*What you are asked to do*. Each line holding the word "screenshot" counts once; give the total and nothing more.

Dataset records
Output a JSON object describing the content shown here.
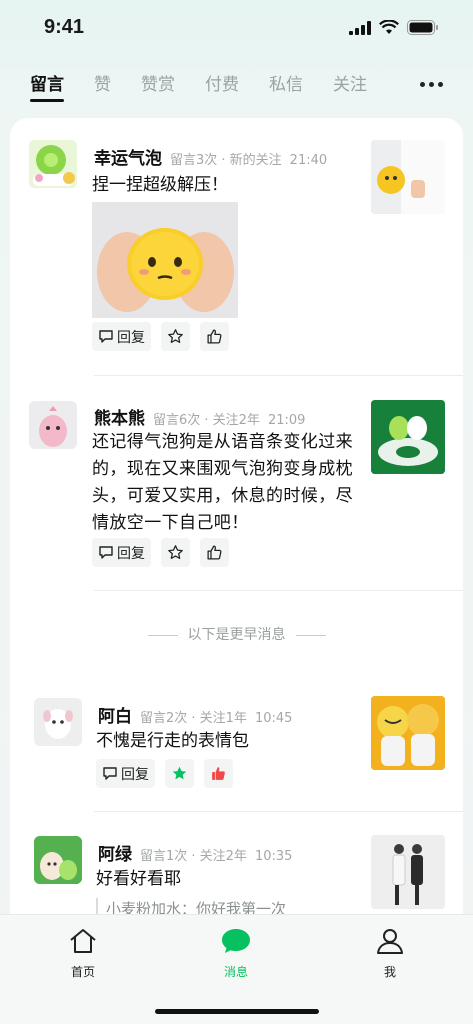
{
  "status_bar": {
    "time": "9:41"
  },
  "tabs": [
    {
      "label": "留言",
      "active": true
    },
    {
      "label": "赞"
    },
    {
      "label": "赞赏"
    },
    {
      "label": "付费"
    },
    {
      "label": "私信"
    },
    {
      "label": "关注"
    }
  ],
  "messages": [
    {
      "user": "幸运气泡",
      "meta": "留言3次 · 新的关注",
      "time": "21:40",
      "text": "捏一捏超级解压！",
      "has_image": true,
      "actions": {
        "reply": "回复"
      }
    },
    {
      "user": "熊本熊",
      "meta": "留言6次 · 关注2年",
      "time": "21:09",
      "text": "还记得气泡狗是从语音条变化过来的，现在又来围观气泡狗变身成枕头，可爱又实用，休息的时候，尽情放空一下自己吧！",
      "actions": {
        "reply": "回复"
      }
    },
    {
      "user": "阿白",
      "meta": "留言2次 · 关注1年",
      "time": "10:45",
      "text": "不愧是行走的表情包",
      "actions": {
        "reply": "回复",
        "starred": true,
        "liked": true
      }
    },
    {
      "user": "阿绿",
      "meta": "留言1次 · 关注2年",
      "time": "10:35",
      "text": "好看好看耶",
      "reply_preview": "小麦粉加水：你好我第一次"
    }
  ],
  "separator": "以下是更早消息",
  "bottom_nav": [
    {
      "label": "首页"
    },
    {
      "label": "消息",
      "active": true
    },
    {
      "label": "我"
    }
  ],
  "colors": {
    "accent": "#07c160",
    "like_red": "#f04848"
  }
}
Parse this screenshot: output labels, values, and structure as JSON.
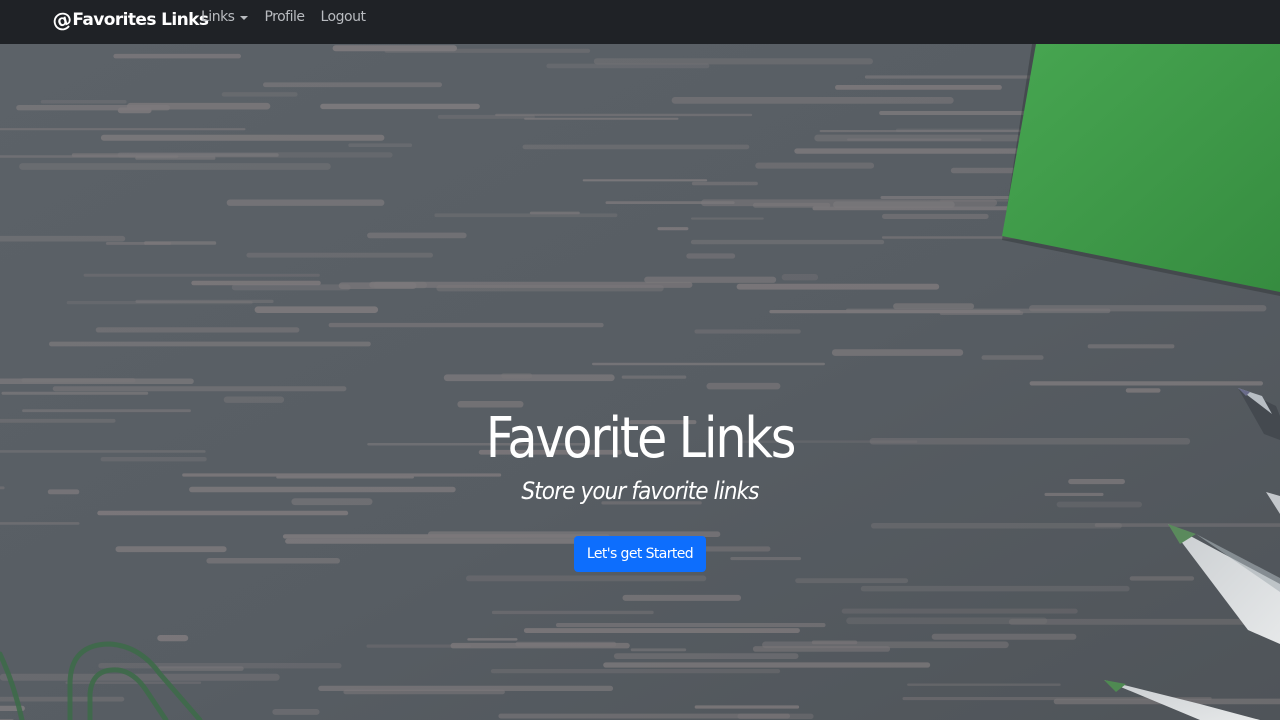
{
  "navbar": {
    "brand_label": "Favorites Links",
    "brand_icon": "at-sign-icon",
    "links": [
      {
        "label": "Links",
        "has_dropdown": true
      },
      {
        "label": "Profile"
      },
      {
        "label": "Logout"
      }
    ]
  },
  "hero": {
    "title": "Favorite Links",
    "subtitle": "Store your favorite links",
    "cta_label": "Let's get Started"
  },
  "colors": {
    "navbar_bg": "#1f2226",
    "accent": "#0d6efd",
    "hero_bg": "#5b6166",
    "notepad": "#3e9a48"
  }
}
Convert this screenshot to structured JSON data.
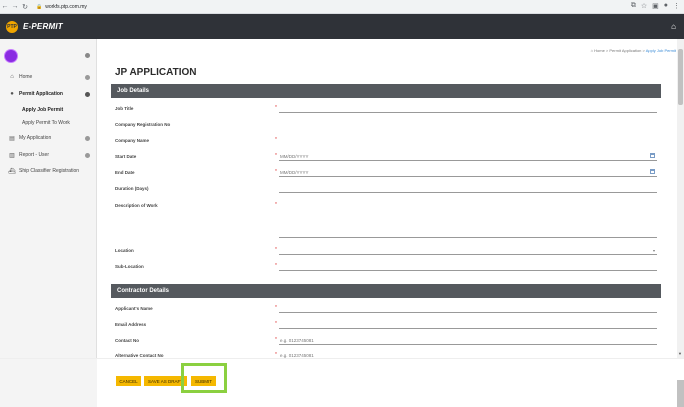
{
  "browser": {
    "url": "workfs.ptp.com.my",
    "back_icon": "arrow-left",
    "forward_icon": "arrow-right",
    "reload_icon": "reload"
  },
  "app": {
    "brand": "E-PERMIT",
    "logo_text": "PTP"
  },
  "sidebar": {
    "items": [
      {
        "label": "Home",
        "icon": "home-icon"
      },
      {
        "label": "Permit Application",
        "icon": "circle-icon"
      },
      {
        "label": "My Application",
        "icon": "document-icon"
      },
      {
        "label": "Report - User",
        "icon": "chart-icon"
      },
      {
        "label": "Ship Classifier Registration",
        "icon": "ship-icon"
      }
    ],
    "sub_items": [
      {
        "label": "Apply Job Permit"
      },
      {
        "label": "Apply Permit To Work"
      }
    ]
  },
  "breadcrumb": {
    "home": "Home",
    "parent": "Permit Application",
    "current": "Apply Job Permit",
    "sep": ">"
  },
  "page": {
    "title": "JP APPLICATION"
  },
  "sections": {
    "job": "Job Details",
    "contractor": "Contractor Details"
  },
  "job_fields": {
    "job_title": "Job Title",
    "company_reg": "Company Registration No",
    "company_name": "Company Name",
    "start_date": "Start Date",
    "end_date": "End Date",
    "duration": "Duration (Days)",
    "description": "Description of Work",
    "location": "Location",
    "sub_location": "Sub-Location"
  },
  "contractor_fields": {
    "applicant_name": "Applicant's Name",
    "email": "Email Address",
    "contact_no": "Contact No",
    "alt_contact": "Alternative Contact No"
  },
  "placeholders": {
    "date": "MM/DD/YYYY",
    "phone": "e.g. 0123745081"
  },
  "required_mark": "*",
  "actions": {
    "cancel": "CANCEL",
    "save_draft": "SAVE AS DRAFT",
    "submit": "SUBMIT"
  },
  "colors": {
    "header_bg": "#2f3238",
    "section_bg": "#55595e",
    "button_bg": "#f5b800",
    "highlight": "#8bd040",
    "link": "#3a8bd6"
  }
}
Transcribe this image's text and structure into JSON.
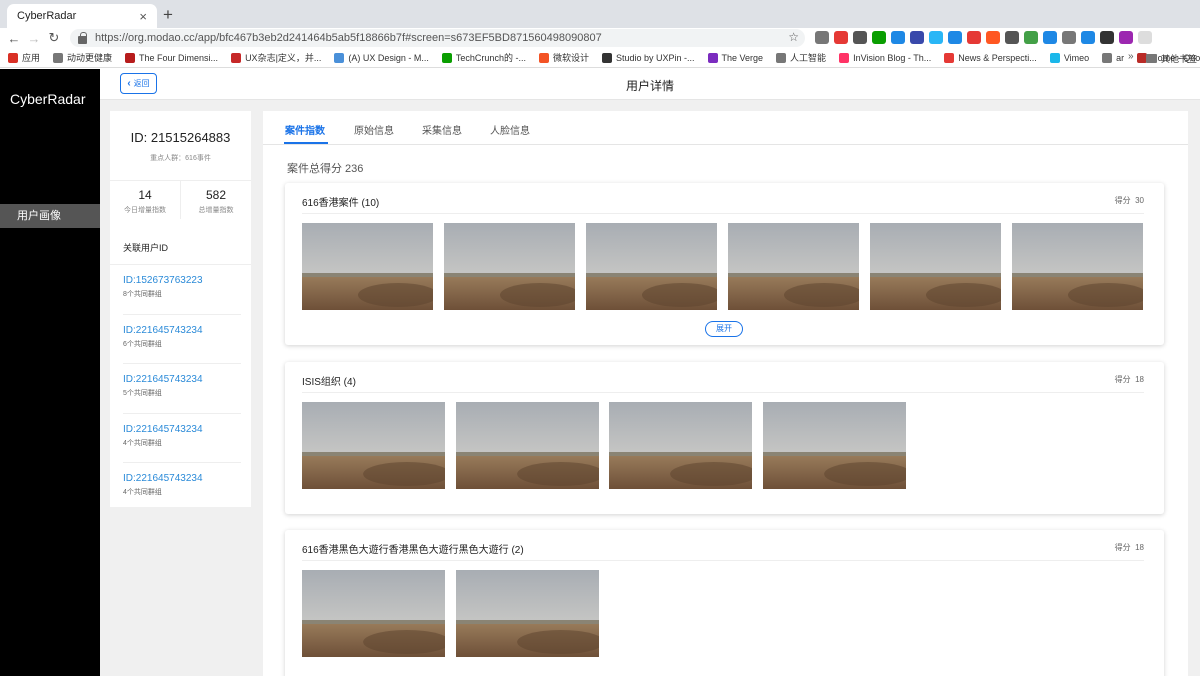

*Full response*. 2